> [Provided records]
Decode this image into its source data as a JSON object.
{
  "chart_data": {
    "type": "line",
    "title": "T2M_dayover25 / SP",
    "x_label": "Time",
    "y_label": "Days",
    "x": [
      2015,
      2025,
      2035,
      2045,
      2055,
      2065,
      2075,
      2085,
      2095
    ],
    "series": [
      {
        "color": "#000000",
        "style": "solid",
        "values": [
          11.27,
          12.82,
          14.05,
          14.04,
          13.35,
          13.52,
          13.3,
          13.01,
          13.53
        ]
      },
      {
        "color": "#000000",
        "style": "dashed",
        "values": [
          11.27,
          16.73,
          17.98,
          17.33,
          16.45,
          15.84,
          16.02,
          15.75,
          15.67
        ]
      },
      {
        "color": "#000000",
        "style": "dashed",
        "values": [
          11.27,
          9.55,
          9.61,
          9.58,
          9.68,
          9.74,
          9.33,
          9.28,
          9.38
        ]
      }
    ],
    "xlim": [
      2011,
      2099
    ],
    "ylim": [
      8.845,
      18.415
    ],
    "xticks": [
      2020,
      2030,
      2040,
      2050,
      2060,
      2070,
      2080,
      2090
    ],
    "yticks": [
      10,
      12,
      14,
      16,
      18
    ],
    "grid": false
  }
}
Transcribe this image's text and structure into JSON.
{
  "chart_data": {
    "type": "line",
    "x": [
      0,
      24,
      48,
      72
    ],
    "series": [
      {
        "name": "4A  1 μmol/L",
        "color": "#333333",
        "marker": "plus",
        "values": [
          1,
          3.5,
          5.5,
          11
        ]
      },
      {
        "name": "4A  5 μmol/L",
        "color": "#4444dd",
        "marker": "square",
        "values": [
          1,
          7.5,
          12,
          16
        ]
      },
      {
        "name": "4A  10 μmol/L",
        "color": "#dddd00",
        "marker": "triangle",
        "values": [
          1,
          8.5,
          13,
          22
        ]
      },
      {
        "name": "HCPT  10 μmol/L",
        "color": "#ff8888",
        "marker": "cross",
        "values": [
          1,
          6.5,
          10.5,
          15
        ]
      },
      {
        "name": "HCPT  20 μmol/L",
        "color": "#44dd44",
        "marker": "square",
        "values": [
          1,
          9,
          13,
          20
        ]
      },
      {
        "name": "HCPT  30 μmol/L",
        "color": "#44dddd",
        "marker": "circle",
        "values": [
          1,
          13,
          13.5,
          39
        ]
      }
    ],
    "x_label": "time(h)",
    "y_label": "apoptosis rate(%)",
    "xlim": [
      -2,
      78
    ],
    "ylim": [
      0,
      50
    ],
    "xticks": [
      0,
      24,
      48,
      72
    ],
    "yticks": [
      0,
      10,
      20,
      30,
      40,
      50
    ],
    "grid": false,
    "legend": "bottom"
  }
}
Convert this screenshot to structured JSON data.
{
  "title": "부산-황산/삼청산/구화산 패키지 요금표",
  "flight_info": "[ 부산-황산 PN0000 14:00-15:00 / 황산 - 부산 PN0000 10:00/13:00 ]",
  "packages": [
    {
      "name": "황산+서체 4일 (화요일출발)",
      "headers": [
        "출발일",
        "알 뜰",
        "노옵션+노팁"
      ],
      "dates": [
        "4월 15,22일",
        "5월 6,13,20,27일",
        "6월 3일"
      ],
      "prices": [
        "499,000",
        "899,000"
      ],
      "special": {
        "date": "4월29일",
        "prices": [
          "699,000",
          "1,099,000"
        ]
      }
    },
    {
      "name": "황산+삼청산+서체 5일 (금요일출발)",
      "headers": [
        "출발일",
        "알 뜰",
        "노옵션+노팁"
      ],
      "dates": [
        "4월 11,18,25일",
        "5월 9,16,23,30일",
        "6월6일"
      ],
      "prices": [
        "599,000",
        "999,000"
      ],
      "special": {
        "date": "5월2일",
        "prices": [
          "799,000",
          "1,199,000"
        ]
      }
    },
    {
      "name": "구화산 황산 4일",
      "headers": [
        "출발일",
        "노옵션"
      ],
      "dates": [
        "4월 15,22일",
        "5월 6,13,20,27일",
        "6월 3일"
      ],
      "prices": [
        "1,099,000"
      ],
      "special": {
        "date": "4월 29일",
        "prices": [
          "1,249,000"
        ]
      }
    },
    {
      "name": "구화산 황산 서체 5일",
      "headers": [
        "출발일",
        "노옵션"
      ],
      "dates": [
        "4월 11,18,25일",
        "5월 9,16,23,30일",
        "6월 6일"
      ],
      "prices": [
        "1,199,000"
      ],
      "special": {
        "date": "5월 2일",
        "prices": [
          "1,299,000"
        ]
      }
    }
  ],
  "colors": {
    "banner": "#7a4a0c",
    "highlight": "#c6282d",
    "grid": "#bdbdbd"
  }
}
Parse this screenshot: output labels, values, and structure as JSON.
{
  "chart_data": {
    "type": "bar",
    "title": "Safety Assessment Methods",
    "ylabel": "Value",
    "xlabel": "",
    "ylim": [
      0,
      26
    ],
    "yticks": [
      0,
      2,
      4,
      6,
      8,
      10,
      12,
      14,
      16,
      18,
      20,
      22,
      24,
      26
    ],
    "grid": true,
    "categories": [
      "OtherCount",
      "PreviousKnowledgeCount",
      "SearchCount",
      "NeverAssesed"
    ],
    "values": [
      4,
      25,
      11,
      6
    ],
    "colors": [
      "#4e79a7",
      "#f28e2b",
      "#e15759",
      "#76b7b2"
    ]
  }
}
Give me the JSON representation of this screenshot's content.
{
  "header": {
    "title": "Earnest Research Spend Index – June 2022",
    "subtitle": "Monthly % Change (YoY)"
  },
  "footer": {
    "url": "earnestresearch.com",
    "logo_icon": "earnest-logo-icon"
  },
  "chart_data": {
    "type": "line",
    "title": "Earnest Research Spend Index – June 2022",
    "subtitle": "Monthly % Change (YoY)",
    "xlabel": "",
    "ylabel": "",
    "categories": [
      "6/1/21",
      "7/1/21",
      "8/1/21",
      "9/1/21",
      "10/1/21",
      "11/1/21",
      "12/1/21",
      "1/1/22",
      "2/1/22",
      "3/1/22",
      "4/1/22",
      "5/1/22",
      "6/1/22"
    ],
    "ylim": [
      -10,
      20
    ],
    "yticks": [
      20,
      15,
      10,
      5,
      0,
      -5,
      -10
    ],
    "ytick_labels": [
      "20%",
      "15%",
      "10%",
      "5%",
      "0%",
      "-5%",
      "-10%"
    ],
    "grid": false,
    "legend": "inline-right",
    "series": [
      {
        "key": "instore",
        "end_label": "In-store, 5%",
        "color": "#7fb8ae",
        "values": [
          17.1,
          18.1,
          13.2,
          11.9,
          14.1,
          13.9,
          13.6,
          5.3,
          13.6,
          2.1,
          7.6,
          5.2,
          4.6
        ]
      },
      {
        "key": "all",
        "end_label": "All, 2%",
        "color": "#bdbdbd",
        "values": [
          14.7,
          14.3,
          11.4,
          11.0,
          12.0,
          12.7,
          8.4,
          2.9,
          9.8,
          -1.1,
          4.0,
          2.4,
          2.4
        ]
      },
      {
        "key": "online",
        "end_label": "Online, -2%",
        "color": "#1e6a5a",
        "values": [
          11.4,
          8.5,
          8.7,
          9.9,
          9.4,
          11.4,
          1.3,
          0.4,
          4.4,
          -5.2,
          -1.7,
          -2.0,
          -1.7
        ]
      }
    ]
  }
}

> [What the task asks]
Retype every record above exactly as written.

> [Result for this exercise]
Decode this image into its source data as a JSON object.
{
  "chart_data": {
    "type": "line",
    "title": "T2M_dayover25 / SP",
    "x_label": "Time",
    "y_label": "Days",
    "x": [
      2015,
      2025,
      2035,
      2045,
      2055,
      2065,
      2075,
      2085,
      2095
    ],
    "series": [
      {
        "color": "#000000",
        "style": "solid",
        "values": [
          11.27,
          12.82,
          14.05,
          14.04,
          13.35,
          13.52,
          13.3,
          13.01,
          13.53
        ]
      },
      {
        "color": "#000000",
        "style": "dashed",
        "values": [
          11.27,
          16.73,
          17.98,
          17.33,
          16.45,
          15.84,
          16.02,
          15.75,
          15.67
        ]
      },
      {
        "color": "#000000",
        "style": "dashed",
        "values": [
          11.27,
          9.55,
          9.61,
          9.58,
          9.68,
          9.74,
          9.33,
          9.28,
          9.38
        ]
      }
    ],
    "xlim": [
      2011,
      2099
    ],
    "ylim": [
      8.845,
      18.415
    ],
    "xticks": [
      2020,
      2030,
      2040,
      2050,
      2060,
      2070,
      2080,
      2090
    ],
    "yticks": [
      10,
      12,
      14,
      16,
      18
    ],
    "grid": false
  }
}
Transcribe this image's text and structure into JSON.
{
  "chart_data": {
    "type": "line",
    "x": [
      0,
      24,
      48,
      72
    ],
    "series": [
      {
        "name": "4A  1 μmol/L",
        "color": "#333333",
        "marker": "plus",
        "values": [
          1,
          3.5,
          5.5,
          11
        ]
      },
      {
        "name": "4A  5 μmol/L",
        "color": "#4444dd",
        "marker": "square",
        "values": [
          1,
          7.5,
          12,
          16
        ]
      },
      {
        "name": "4A  10 μmol/L",
        "color": "#dddd00",
        "marker": "triangle",
        "values": [
          1,
          8.5,
          13,
          22
        ]
      },
      {
        "name": "HCPT  10 μmol/L",
        "color": "#ff8888",
        "marker": "cross",
        "values": [
          1,
          6.5,
          10.5,
          15
        ]
      },
      {
        "name": "HCPT  20 μmol/L",
        "color": "#44dd44",
        "marker": "square",
        "values": [
          1,
          9,
          13,
          20
        ]
      },
      {
        "name": "HCPT  30 μmol/L",
        "color": "#44dddd",
        "marker": "circle",
        "values": [
          1,
          13,
          13.5,
          39
        ]
      }
    ],
    "x_label": "time(h)",
    "y_label": "apoptosis rate(%)",
    "xlim": [
      -2,
      78
    ],
    "ylim": [
      0,
      50
    ],
    "xticks": [
      0,
      24,
      48,
      72
    ],
    "yticks": [
      0,
      10,
      20,
      30,
      40,
      50
    ],
    "grid": false,
    "legend": "bottom"
  }
}
Convert this screenshot to structured JSON data.
{
  "title": "부산-황산/삼청산/구화산 패키지 요금표",
  "flight_info": "[ 부산-황산 PN0000 14:00-15:00 / 황산 - 부산 PN0000 10:00/13:00 ]",
  "packages": [
    {
      "name": "황산+서체 4일 (화요일출발)",
      "headers": [
        "출발일",
        "알 뜰",
        "노옵션+노팁"
      ],
      "dates": [
        "4월 15,22일",
        "5월 6,13,20,27일",
        "6월 3일"
      ],
      "prices": [
        "499,000",
        "899,000"
      ],
      "special": {
        "date": "4월29일",
        "prices": [
          "699,000",
          "1,099,000"
        ]
      }
    },
    {
      "name": "황산+삼청산+서체 5일 (금요일출발)",
      "headers": [
        "출발일",
        "알 뜰",
        "노옵션+노팁"
      ],
      "dates": [
        "4월 11,18,25일",
        "5월 9,16,23,30일",
        "6월6일"
      ],
      "prices": [
        "599,000",
        "999,000"
      ],
      "special": {
        "date": "5월2일",
        "prices": [
          "799,000",
          "1,199,000"
        ]
      }
    },
    {
      "name": "구화산 황산 4일",
      "headers": [
        "출발일",
        "노옵션"
      ],
      "dates": [
        "4월 15,22일",
        "5월 6,13,20,27일",
        "6월 3일"
      ],
      "prices": [
        "1,099,000"
      ],
      "special": {
        "date": "4월 29일",
        "prices": [
          "1,249,000"
        ]
      }
    },
    {
      "name": "구화산 황산 서체 5일",
      "headers": [
        "출발일",
        "노옵션"
      ],
      "dates": [
        "4월 11,18,25일",
        "5월 9,16,23,30일",
        "6월 6일"
      ],
      "prices": [
        "1,199,000"
      ],
      "special": {
        "date": "5월 2일",
        "prices": [
          "1,299,000"
        ]
      }
    }
  ],
  "colors": {
    "banner": "#7a4a0c",
    "highlight": "#c6282d",
    "grid": "#bdbdbd"
  }
}
Parse this screenshot: output labels, values, and structure as JSON.
{
  "chart_data": {
    "type": "bar",
    "title": "Safety Assessment Methods",
    "ylabel": "Value",
    "xlabel": "",
    "ylim": [
      0,
      26
    ],
    "yticks": [
      0,
      2,
      4,
      6,
      8,
      10,
      12,
      14,
      16,
      18,
      20,
      22,
      24,
      26
    ],
    "grid": true,
    "categories": [
      "OtherCount",
      "PreviousKnowledgeCount",
      "SearchCount",
      "NeverAssesed"
    ],
    "values": [
      4,
      25,
      11,
      6
    ],
    "colors": [
      "#4e79a7",
      "#f28e2b",
      "#e15759",
      "#76b7b2"
    ]
  }
}
Give me the JSON representation of this screenshot's content.
{
  "header": {
    "title": "Earnest Research Spend Index – June 2022",
    "subtitle": "Monthly % Change (YoY)"
  },
  "footer": {
    "url": "earnestresearch.com",
    "logo_icon": "earnest-logo-icon"
  },
  "chart_data": {
    "type": "line",
    "title": "Earnest Research Spend Index – June 2022",
    "subtitle": "Monthly % Change (YoY)",
    "xlabel": "",
    "ylabel": "",
    "categories": [
      "6/1/21",
      "7/1/21",
      "8/1/21",
      "9/1/21",
      "10/1/21",
      "11/1/21",
      "12/1/21",
      "1/1/22",
      "2/1/22",
      "3/1/22",
      "4/1/22",
      "5/1/22",
      "6/1/22"
    ],
    "ylim": [
      -10,
      20
    ],
    "yticks": [
      20,
      15,
      10,
      5,
      0,
      -5,
      -10
    ],
    "ytick_labels": [
      "20%",
      "15%",
      "10%",
      "5%",
      "0%",
      "-5%",
      "-10%"
    ],
    "grid": false,
    "legend": "inline-right",
    "series": [
      {
        "key": "instore",
        "end_label": "In-store, 5%",
        "color": "#7fb8ae",
        "values": [
          17.1,
          18.1,
          13.2,
          11.9,
          14.1,
          13.9,
          13.6,
          5.3,
          13.6,
          2.1,
          7.6,
          5.2,
          4.6
        ]
      },
      {
        "key": "all",
        "end_label": "All, 2%",
        "color": "#bdbdbd",
        "values": [
          14.7,
          14.3,
          11.4,
          11.0,
          12.0,
          12.7,
          8.4,
          2.9,
          9.8,
          -1.1,
          4.0,
          2.4,
          2.4
        ]
      },
      {
        "key": "online",
        "end_label": "Online, -2%",
        "color": "#1e6a5a",
        "values": [
          11.4,
          8.5,
          8.7,
          9.9,
          9.4,
          11.4,
          1.3,
          0.4,
          4.4,
          -5.2,
          -1.7,
          -2.0,
          -1.7
        ]
      }
    ]
  }
}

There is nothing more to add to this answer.